Collected data:

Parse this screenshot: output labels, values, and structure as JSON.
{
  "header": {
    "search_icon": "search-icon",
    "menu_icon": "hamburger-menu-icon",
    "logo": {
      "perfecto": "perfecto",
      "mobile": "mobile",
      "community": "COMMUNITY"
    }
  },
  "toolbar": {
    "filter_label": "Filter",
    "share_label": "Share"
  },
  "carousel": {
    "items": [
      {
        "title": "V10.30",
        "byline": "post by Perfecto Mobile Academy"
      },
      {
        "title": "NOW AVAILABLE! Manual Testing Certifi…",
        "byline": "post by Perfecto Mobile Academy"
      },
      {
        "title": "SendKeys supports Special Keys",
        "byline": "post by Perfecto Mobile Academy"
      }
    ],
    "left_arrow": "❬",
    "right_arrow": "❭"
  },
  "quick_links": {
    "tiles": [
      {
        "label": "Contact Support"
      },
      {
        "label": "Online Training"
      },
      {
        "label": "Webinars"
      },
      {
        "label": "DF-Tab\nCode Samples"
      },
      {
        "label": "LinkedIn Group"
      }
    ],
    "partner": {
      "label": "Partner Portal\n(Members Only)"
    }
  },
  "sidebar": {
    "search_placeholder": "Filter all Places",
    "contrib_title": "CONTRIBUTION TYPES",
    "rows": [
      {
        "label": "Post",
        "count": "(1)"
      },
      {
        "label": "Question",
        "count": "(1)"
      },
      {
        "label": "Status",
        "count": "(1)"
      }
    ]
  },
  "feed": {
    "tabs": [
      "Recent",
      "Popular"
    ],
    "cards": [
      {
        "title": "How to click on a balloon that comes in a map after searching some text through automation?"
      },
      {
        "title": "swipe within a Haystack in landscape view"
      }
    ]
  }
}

What the exercise asks: Which lines contain "Filter"? Copy each of them out.

Response:
    "filter_label": "Filter",
    "search_placeholder": "Filter all Places",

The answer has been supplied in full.